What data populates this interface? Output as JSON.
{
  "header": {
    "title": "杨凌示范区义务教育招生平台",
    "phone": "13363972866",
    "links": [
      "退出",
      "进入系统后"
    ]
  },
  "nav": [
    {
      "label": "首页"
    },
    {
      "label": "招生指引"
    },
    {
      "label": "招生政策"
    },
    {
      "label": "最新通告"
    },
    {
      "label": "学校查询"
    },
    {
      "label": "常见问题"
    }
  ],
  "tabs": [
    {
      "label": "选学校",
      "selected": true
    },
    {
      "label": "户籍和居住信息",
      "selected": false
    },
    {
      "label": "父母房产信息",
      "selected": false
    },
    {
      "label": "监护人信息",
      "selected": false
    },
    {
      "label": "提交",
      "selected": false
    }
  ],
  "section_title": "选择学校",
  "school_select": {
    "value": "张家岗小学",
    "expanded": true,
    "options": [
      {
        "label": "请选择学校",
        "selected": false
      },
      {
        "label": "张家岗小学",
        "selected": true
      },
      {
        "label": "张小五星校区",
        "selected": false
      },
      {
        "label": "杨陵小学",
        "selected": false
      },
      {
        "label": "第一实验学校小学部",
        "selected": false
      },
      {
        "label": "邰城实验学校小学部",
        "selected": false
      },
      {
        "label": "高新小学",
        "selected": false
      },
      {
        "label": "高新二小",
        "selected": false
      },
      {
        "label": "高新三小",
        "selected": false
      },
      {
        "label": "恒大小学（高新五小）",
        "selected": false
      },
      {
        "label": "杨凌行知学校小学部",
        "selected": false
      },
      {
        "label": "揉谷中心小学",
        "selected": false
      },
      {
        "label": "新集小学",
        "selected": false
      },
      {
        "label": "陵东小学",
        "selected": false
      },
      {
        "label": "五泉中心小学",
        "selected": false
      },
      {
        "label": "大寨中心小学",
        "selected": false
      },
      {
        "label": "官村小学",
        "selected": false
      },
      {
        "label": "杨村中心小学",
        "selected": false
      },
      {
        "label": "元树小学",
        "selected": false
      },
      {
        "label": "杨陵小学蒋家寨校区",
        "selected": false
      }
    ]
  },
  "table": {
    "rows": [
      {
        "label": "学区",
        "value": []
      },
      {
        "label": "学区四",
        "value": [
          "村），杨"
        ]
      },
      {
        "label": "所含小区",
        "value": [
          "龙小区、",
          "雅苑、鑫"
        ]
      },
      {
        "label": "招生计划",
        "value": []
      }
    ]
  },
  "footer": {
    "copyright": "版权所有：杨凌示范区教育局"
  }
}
+ + +
- _What the exercise asks_:
From the data above, work out how many lines contain the string "true" and reply with only the number.

- _Reply to the task_:
3